It's also worth mentioning that the big change on our network this summer was migrating from a single cross-campus wireless SSID to the zoned approach mentioned earlier. I don't think this is the source of the issue, as like I've said: we've seen this before. However, it's possible this is exacerbating the issue, and may be much of the reason it's been so hard to isolate.
Diagnosis
At first it seemed clear to us, given the timing and persistent nature of the problem, that the source of the issue was an infected (or malicious) student machine doing ARP cache poisoning. However, repeated attempts to isolate the source have failed. Those attempts include numerous wireshark packet traces, and even taking entire buildings offline for brief periods. We have not been able even to find a smoking gun bad ARP entry. My current best guess is an overloaded or failing core switch, but I'm not sure on how to test for this, and the cost of replacing it blindly is steep.
Again, any ideas appreciated.
Update:
Core switch is replaced. After 4 days, everything is running well... but I'll wait for the two week mark before calling the issue resolved.
Joel,
Since you have trunks setup and can duplicate the issue at will. Install Wireshark on a laptop and mirror/span a uplink port. If you see the packet rate over 10,000 or port utilization near max speed you have problem.
You might have a bad hardware/spanning tree issue. Normally I've found users plugging in both nics on their machine "to get more throughput".
Normally for Spanning tree issues you can turn on Loop detect or broadcast limiting on per port from your vendor. This will kill any port with a loop found. You can also turn on "bpdu protection" which means to disable the port the bpdu was received on and throw an error to the syslog/snmp trap receivers.

+ + + + + + +

TASK SET:
- 1) According to the network troubleshooting thread, what was the big change on the network this summer?
- 2) Carry on the network troubleshooting thread from its last sentence.
The records below come from a different source than the network troubleshooting thread.

GIVEN DATA:
+ + + + + + +

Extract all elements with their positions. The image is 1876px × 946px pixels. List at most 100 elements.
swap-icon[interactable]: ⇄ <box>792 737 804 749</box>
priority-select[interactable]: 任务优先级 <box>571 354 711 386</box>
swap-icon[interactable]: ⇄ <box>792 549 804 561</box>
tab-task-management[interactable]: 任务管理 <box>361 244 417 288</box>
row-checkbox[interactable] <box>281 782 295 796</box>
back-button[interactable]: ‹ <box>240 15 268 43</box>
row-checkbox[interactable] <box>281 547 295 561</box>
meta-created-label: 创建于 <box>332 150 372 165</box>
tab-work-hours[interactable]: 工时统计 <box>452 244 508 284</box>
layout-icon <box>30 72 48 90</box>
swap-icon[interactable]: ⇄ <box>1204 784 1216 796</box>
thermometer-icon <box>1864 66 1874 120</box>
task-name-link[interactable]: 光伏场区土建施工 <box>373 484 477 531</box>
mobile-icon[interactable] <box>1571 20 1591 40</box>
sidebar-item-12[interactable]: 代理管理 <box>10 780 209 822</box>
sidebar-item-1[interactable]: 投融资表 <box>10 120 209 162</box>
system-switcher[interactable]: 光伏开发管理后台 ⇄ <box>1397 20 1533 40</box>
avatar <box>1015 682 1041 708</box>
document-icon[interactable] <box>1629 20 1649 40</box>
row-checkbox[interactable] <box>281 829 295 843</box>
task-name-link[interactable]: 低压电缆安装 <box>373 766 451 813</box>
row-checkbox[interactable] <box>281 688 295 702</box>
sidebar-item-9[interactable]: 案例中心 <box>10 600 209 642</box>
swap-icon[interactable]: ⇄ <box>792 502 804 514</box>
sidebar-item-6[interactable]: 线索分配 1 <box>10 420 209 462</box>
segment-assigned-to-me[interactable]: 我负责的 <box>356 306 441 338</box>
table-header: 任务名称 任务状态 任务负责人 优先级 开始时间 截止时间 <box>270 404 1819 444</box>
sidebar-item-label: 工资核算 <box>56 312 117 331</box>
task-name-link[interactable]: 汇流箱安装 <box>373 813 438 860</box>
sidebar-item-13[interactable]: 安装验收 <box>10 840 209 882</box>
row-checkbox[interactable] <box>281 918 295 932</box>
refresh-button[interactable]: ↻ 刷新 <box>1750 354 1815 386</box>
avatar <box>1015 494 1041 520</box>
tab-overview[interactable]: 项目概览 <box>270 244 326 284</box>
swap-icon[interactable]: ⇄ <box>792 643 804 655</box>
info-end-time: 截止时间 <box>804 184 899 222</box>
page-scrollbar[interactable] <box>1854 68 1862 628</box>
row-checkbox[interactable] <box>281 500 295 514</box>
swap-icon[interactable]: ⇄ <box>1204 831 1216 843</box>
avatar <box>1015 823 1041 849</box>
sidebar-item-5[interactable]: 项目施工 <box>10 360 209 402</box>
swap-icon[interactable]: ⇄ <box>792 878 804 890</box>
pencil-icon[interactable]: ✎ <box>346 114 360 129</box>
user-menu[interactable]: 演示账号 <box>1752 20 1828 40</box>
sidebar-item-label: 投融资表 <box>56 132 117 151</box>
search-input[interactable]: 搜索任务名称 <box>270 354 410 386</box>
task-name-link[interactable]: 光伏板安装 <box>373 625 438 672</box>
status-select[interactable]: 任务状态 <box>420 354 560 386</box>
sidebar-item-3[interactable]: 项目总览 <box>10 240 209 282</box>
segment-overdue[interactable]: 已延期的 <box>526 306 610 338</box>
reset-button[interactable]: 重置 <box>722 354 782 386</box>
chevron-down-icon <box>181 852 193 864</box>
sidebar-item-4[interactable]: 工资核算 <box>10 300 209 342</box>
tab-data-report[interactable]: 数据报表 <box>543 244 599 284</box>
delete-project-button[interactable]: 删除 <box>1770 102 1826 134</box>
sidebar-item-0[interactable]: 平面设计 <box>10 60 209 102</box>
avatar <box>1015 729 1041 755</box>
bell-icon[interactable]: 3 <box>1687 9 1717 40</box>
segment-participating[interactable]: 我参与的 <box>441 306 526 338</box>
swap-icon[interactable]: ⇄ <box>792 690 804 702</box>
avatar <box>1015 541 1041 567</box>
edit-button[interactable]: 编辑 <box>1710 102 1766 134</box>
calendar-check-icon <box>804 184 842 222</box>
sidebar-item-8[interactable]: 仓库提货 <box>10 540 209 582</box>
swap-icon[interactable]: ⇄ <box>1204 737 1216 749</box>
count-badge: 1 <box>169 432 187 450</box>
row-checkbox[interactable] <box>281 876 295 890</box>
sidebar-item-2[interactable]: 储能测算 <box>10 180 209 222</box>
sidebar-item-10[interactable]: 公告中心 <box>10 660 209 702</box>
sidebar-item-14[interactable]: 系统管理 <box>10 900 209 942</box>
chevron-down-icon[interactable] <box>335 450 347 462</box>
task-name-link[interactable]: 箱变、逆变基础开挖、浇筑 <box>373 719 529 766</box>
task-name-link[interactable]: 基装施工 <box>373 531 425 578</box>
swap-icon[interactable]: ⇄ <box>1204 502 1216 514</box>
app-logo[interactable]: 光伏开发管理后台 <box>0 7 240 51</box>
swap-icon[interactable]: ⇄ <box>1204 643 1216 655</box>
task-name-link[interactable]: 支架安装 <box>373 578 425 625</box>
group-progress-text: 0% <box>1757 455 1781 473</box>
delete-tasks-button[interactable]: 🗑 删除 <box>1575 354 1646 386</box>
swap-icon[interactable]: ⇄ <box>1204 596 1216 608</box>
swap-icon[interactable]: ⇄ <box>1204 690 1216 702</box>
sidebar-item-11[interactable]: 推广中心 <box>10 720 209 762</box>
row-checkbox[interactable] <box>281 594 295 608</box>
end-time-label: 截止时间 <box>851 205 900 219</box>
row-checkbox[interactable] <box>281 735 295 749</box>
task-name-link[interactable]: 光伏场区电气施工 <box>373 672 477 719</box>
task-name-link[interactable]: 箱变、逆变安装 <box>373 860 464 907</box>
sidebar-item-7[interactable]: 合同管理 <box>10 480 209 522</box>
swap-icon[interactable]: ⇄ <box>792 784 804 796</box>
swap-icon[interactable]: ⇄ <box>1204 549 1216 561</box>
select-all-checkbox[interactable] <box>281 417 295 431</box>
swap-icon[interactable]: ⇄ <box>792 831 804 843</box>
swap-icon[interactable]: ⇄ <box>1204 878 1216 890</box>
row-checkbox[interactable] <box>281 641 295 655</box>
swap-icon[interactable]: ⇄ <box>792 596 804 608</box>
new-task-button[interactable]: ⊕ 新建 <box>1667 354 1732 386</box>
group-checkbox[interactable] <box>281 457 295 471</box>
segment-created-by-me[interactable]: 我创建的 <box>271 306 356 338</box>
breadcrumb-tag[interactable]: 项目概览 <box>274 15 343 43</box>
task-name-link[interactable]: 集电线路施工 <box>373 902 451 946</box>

+ + + + + + +

EXPECTED RESPONSES:
- 1) Migrating from a single cross-campus wireless SSID to a zoned approach.

- 2)
Joe
I have seen issues similar to this before and it has been a loop in the LAN, which causes chaos and saturation of the entire subnet (presumably from broadcast traffic due to the switch seeing it's own MAC on an additional port).
EDIT: Also, this is common at educational establishments (two of my previous sysadmin jobs) as the little darlings like to mess around with patch cables/sockets...
Sounds to me as you got some bad hardware which causing broadcast storms. Use Wireshark to watch for broadcasts and find a host which gives you trouble...
Joe's idea is a good one, but given that it's not likely to be a broadcast storm creating your issue (i think you're on the right track with ARP cache poisoning or a similar issue; it might even be an IP address conflict), it probably won't solve the problem.
A related technique to use dynamic ARP and DHCP inspection, if your switches support it. If you turn this on, the switches will watch DHCP transactions, and only allow ARP entries which match the known entries in the DHCP database, or ones which you have manually specified.
If your switches don't have this feature, another option for tracking it down is the Linux utility arpwatch - it keeps track of all the ARP requests and tells you when it notices an IP-MAC mapping change.